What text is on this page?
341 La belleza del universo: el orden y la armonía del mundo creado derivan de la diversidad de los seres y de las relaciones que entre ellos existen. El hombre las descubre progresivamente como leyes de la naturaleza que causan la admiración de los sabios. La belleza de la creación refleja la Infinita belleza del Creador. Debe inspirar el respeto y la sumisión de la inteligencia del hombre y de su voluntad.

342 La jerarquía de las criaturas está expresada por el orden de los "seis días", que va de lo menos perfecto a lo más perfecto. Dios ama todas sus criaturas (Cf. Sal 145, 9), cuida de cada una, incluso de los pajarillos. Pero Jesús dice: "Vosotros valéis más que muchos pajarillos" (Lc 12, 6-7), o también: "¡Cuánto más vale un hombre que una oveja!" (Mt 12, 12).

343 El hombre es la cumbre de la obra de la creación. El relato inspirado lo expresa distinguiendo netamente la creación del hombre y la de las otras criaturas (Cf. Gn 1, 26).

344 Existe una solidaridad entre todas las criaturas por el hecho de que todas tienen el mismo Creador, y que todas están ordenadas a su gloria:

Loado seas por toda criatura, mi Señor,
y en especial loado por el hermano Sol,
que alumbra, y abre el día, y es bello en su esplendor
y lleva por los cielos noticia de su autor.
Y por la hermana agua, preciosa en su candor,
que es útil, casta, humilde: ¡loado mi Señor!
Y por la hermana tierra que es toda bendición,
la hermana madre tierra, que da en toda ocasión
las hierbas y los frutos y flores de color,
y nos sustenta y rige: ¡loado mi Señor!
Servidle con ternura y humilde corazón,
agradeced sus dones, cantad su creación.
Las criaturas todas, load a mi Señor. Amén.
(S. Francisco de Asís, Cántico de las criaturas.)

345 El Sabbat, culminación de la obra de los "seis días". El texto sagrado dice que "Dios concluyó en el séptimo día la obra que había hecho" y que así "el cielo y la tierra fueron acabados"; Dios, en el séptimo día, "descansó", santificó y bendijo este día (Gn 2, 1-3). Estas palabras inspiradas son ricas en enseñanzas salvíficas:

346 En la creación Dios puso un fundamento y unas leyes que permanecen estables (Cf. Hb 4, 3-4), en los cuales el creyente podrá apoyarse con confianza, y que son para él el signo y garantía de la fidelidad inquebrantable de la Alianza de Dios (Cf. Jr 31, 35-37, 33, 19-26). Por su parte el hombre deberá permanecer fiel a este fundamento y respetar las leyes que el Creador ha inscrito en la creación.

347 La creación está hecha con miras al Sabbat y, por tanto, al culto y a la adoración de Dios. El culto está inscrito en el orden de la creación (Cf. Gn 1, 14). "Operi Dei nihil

• _What the task requires_:
Your task is to output all of the data above word for word.

• _The response_:
What text is on this page?
341 La belleza del universo: el orden y la armonía del mundo creado derivan de la diversidad de los seres y de las relaciones que entre ellos existen. El hombre las descubre progresivamente como leyes de la naturaleza que causan la admiración de los sabios. La belleza de la creación refleja la Infinita belleza del Creador. Debe inspirar el respeto y la sumisión de la inteligencia del hombre y de su voluntad.

342 La jerarquía de las criaturas está expresada por el orden de los "seis días", que va de lo menos perfecto a lo más perfecto. Dios ama todas sus criaturas (Cf. Sal 145, 9), cuida de cada una, incluso de los pajarillos. Pero Jesús dice: "Vosotros valéis más que muchos pajarillos" (Lc 12, 6-7), o también: "¡Cuánto más vale un hombre que una oveja!" (Mt 12, 12).

343 El hombre es la cumbre de la obra de la creación. El relato inspirado lo expresa distinguiendo netamente la creación del hombre y la de las otras criaturas (Cf. Gn 1, 26).

344 Existe una solidaridad entre todas las criaturas por el hecho de que todas tienen el mismo Creador, y que todas están ordenadas a su gloria:

Loado seas por toda criatura, mi Señor,
y en especial loado por el hermano Sol,
que alumbra, y abre el día, y es bello en su esplendor
y lleva por los cielos noticia de su autor.
Y por la hermana agua, preciosa en su candor,
que es útil, casta, humilde: ¡loado mi Señor!
Y por la hermana tierra que es toda bendición,
la hermana madre tierra, que da en toda ocasión
las hierbas y los frutos y flores de color,
y nos sustenta y rige: ¡loado mi Señor!
Servidle con ternura y humilde corazón,
agradeced sus dones, cantad su creación.
Las criaturas todas, load a mi Señor. Amén.
(S. Francisco de Asís, Cántico de las criaturas.)

345 El Sabbat, culminación de la obra de los "seis días". El texto sagrado dice que "Dios concluyó en el séptimo día la obra que había hecho" y que así "el cielo y la tierra fueron acabados"; Dios, en el séptimo día, "descansó", santificó y bendijo este día (Gn 2, 1-3). Estas palabras inspiradas son ricas en enseñanzas salvíficas:

346 En la creación Dios puso un fundamento y unas leyes que permanecen estables (Cf. Hb 4, 3-4), en los cuales el creyente podrá apoyarse con confianza, y que son para él el signo y garantía de la fidelidad inquebrantable de la Alianza de Dios (Cf. Jr 31, 35-37, 33, 19-26). Por su parte el hombre deberá permanecer fiel a este fundamento y respetar las leyes que el Creador ha inscrito en la creación.

347 La creación está hecha con miras al Sabbat y, por tanto, al culto y a la adoración de Dios. El culto está inscrito en el orden de la creación (Cf. Gn 1, 14). "Operi Dei nihil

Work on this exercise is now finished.